# START OF Provided records

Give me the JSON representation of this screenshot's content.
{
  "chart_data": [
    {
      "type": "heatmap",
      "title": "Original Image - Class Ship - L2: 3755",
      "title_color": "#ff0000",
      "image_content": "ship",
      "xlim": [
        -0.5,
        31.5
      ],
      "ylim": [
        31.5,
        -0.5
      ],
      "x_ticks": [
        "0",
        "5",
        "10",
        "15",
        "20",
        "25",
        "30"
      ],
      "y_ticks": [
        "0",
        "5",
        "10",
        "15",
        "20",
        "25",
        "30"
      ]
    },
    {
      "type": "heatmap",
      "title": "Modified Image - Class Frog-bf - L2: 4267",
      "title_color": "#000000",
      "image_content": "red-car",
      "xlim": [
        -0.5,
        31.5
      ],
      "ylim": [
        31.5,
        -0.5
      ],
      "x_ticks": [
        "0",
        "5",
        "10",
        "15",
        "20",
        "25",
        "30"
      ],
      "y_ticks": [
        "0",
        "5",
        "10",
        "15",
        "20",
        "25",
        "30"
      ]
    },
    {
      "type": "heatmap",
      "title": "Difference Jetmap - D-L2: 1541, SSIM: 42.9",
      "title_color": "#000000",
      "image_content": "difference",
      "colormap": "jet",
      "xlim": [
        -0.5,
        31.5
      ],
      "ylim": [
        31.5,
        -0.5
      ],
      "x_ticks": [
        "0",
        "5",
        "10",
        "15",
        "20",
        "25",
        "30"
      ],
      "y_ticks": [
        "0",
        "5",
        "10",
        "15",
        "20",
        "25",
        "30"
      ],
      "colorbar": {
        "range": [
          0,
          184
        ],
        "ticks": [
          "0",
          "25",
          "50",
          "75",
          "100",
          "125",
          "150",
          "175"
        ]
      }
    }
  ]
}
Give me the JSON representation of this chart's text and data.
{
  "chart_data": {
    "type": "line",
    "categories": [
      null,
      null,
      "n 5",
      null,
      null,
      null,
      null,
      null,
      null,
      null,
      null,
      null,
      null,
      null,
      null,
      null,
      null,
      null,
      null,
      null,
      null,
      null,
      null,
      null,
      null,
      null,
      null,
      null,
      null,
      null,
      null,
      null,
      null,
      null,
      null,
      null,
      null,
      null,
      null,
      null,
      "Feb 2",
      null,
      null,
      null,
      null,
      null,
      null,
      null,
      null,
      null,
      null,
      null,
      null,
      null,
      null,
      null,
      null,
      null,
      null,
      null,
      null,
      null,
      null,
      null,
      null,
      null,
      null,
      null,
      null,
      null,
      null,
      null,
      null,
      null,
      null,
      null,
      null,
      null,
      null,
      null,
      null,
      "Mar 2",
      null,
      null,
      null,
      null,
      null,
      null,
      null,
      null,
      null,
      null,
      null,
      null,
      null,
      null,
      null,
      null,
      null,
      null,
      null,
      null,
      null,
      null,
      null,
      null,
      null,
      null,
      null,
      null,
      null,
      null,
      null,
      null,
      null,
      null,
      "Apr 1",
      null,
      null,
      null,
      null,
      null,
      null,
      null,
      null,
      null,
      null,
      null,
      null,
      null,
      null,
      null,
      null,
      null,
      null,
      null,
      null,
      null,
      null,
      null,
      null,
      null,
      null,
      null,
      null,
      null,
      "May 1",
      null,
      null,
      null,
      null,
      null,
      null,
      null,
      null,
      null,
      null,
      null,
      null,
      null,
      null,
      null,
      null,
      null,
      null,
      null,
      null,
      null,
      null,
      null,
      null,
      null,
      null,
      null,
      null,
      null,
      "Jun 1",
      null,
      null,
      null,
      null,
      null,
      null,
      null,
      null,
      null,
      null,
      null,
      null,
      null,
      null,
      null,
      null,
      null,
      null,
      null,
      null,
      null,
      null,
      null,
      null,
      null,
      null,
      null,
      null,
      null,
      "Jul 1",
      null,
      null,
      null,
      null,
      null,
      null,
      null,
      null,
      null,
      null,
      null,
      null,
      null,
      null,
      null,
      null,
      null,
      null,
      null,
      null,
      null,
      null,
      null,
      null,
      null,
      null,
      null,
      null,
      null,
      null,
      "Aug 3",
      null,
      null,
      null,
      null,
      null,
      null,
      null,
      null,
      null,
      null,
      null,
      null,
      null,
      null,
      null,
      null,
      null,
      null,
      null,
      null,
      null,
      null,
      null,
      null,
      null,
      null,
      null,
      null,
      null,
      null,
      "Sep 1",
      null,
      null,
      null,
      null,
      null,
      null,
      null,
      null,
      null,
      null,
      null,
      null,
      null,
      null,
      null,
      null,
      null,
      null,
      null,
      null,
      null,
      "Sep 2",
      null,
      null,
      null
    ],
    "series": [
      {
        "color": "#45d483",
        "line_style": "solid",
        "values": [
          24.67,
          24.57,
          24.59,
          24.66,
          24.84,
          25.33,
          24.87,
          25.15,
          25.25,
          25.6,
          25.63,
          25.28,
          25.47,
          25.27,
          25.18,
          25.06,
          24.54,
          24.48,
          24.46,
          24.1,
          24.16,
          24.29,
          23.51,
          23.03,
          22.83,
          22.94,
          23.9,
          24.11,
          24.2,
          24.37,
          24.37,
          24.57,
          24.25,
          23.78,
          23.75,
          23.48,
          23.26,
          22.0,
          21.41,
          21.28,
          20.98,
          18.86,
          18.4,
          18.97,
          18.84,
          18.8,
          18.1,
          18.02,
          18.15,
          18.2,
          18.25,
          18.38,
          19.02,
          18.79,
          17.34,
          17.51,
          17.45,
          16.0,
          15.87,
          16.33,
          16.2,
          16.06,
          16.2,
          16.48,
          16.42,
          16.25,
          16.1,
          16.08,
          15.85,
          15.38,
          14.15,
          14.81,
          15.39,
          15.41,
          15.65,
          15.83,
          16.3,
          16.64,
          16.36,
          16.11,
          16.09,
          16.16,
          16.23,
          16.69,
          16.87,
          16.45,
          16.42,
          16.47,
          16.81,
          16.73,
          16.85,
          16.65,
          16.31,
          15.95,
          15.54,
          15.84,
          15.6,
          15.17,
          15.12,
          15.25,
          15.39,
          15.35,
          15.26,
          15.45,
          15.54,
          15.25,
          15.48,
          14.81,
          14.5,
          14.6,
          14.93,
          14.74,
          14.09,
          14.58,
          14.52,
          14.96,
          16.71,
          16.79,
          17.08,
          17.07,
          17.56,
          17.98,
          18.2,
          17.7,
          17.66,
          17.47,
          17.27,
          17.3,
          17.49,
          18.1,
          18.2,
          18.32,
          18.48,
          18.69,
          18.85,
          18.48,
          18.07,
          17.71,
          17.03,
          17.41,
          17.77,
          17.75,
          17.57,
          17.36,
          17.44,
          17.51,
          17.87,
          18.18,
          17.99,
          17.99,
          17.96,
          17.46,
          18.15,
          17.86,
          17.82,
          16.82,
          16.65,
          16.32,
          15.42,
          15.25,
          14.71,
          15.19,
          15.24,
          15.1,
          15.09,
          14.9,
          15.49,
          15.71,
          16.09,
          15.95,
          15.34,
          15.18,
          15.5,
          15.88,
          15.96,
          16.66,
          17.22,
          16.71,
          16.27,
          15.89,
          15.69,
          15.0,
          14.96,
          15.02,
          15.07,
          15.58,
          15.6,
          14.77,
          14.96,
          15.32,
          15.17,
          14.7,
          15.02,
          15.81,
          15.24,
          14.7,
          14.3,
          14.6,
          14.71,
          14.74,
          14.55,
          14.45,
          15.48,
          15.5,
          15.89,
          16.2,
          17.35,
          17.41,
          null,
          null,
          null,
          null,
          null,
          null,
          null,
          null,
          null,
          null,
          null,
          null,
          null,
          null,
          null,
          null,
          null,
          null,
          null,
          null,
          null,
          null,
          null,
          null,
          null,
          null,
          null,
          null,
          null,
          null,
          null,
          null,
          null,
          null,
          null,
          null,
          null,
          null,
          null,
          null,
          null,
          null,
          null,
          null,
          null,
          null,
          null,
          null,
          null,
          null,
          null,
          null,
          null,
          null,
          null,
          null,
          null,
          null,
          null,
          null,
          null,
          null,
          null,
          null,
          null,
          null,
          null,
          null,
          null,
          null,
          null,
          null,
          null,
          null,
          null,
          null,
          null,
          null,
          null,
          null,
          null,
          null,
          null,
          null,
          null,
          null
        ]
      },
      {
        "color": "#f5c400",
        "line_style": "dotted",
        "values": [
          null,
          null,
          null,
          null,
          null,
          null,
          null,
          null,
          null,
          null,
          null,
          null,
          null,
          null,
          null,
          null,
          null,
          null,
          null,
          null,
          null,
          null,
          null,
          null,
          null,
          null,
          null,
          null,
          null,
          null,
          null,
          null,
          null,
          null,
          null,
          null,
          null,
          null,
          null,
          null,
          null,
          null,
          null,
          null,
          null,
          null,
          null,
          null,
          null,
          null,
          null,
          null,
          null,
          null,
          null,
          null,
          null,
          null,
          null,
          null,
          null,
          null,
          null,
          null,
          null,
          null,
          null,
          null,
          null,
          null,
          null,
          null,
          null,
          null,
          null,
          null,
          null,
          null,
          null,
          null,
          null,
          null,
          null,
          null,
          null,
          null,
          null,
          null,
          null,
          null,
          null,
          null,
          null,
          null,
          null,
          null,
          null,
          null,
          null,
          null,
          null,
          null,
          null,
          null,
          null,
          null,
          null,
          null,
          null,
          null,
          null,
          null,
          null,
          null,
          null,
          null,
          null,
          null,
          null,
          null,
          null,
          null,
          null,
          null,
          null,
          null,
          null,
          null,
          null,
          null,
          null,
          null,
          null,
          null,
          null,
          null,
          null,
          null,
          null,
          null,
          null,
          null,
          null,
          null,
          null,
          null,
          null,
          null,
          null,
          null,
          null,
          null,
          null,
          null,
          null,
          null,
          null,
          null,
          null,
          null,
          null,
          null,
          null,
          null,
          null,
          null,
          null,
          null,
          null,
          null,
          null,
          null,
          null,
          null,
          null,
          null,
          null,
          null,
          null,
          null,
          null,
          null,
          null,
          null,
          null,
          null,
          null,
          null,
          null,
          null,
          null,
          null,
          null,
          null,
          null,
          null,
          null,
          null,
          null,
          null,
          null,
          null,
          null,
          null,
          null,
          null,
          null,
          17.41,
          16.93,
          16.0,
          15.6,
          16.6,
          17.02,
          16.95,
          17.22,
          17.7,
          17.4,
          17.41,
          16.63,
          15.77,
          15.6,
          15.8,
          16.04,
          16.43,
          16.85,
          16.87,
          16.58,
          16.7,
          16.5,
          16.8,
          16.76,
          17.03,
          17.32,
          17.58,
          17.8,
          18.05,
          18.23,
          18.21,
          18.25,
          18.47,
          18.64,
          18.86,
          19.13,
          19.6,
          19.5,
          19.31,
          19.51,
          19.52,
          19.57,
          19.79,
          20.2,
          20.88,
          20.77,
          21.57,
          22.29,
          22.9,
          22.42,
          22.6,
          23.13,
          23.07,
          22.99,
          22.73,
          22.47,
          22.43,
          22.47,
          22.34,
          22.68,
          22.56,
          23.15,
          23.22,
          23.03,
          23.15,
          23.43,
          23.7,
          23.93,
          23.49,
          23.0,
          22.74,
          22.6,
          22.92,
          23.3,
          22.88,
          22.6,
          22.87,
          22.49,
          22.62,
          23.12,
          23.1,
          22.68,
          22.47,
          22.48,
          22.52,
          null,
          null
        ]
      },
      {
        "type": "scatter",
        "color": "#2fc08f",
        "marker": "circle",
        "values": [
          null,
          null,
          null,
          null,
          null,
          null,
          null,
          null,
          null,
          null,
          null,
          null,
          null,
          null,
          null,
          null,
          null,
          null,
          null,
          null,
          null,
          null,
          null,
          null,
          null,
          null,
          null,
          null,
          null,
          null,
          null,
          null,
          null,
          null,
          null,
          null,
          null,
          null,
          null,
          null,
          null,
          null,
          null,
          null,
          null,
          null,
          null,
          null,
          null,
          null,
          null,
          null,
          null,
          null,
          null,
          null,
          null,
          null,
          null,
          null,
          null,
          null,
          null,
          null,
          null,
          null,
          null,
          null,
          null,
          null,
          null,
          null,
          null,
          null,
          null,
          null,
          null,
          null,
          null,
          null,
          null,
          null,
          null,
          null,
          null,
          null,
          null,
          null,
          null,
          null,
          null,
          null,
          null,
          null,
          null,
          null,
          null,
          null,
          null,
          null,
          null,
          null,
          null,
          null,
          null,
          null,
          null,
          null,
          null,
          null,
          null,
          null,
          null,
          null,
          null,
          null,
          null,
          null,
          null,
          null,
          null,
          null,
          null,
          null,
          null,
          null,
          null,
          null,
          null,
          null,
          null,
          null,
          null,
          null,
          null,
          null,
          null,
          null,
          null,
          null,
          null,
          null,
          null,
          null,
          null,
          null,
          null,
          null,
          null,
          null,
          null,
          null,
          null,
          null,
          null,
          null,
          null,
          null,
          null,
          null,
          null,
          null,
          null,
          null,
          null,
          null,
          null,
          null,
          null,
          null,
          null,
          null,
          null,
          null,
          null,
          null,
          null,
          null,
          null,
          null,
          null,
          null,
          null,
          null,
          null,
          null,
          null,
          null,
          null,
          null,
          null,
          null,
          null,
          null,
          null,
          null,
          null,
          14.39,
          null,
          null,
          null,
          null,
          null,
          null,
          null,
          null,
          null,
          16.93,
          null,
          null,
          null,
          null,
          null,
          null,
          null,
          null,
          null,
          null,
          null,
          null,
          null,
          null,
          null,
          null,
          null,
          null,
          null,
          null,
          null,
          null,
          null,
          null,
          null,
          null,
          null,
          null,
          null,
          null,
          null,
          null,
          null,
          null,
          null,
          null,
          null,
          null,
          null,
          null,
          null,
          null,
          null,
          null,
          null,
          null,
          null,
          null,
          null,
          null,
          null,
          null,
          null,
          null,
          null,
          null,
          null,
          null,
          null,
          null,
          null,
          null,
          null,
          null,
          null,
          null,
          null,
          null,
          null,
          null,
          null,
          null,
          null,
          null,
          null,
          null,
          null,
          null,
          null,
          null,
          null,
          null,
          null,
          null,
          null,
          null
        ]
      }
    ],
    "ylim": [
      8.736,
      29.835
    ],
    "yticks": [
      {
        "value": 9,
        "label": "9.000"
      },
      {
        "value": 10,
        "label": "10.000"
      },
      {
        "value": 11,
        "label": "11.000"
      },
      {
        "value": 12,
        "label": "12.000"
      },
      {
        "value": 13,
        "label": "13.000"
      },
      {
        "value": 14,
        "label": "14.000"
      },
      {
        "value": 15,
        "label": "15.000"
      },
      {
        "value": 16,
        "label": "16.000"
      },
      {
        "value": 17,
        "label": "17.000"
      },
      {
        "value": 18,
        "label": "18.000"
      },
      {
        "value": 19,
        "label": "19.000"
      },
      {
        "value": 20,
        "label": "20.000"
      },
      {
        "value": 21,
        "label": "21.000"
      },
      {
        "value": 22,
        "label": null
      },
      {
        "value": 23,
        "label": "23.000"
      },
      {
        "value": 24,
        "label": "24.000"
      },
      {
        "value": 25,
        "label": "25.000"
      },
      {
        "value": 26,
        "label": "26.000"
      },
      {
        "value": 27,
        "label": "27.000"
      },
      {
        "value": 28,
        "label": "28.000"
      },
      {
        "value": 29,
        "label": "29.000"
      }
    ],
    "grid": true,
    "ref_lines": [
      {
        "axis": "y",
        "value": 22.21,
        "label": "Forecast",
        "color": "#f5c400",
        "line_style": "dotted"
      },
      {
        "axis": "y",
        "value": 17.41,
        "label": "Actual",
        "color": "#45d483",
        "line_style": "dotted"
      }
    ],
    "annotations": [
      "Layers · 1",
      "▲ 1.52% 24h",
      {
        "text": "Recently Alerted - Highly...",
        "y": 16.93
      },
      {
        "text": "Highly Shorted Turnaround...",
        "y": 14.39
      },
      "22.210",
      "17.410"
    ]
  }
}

# END OF Provided records

• [What to work on]: Isolate the lines above that contain the word "Highly" and copy them.

• [The response]:
        "text": "Recently Alerted - Highly...",
        "text": "Highly Shorted Turnaround...",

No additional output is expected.